Exercise brief: Copy the data word for word, from its first line through the line that contains "quoted-tweet-text: He will", and include that line.

Working data:
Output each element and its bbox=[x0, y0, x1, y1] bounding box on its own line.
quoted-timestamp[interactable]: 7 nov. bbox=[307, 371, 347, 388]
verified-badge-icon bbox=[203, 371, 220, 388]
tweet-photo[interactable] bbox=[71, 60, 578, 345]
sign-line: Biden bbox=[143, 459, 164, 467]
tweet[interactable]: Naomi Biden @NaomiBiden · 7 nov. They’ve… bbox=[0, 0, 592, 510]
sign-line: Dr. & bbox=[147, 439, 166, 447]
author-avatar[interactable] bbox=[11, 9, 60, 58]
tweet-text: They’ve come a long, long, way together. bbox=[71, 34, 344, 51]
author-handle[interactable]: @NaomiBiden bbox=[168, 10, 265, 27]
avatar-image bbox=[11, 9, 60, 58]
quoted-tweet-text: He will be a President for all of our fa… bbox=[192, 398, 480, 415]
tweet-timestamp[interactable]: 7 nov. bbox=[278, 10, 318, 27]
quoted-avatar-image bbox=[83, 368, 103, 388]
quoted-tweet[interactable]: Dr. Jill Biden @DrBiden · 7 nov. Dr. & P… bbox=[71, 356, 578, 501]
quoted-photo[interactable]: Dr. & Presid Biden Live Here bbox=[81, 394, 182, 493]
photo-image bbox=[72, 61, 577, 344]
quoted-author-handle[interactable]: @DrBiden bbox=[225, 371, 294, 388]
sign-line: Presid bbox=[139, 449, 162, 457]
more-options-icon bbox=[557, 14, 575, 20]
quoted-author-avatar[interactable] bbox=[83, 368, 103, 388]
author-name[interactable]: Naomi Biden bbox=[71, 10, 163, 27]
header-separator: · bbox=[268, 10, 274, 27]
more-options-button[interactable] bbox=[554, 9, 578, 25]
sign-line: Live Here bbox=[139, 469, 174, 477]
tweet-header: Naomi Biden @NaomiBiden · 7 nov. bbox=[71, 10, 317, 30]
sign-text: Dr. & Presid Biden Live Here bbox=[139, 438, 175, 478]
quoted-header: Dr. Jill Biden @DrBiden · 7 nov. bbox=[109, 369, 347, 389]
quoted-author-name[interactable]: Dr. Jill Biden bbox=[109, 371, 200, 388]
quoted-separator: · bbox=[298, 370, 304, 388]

Written response:
Output each element and its bbox=[x0, y0, x1, y1] bounding box on its own line.
quoted-timestamp[interactable]: 7 nov. bbox=[307, 371, 347, 388]
verified-badge-icon bbox=[203, 371, 220, 388]
tweet-photo[interactable] bbox=[71, 60, 578, 345]
sign-line: Biden bbox=[143, 459, 164, 467]
tweet[interactable]: Naomi Biden @NaomiBiden · 7 nov. They’ve… bbox=[0, 0, 592, 510]
sign-line: Dr. & bbox=[147, 439, 166, 447]
author-avatar[interactable] bbox=[11, 9, 60, 58]
tweet-text: They’ve come a long, long, way together. bbox=[71, 34, 344, 51]
author-handle[interactable]: @NaomiBiden bbox=[168, 10, 265, 27]
avatar-image bbox=[11, 9, 60, 58]
quoted-tweet-text: He will be a President for all of our fa… bbox=[192, 398, 480, 415]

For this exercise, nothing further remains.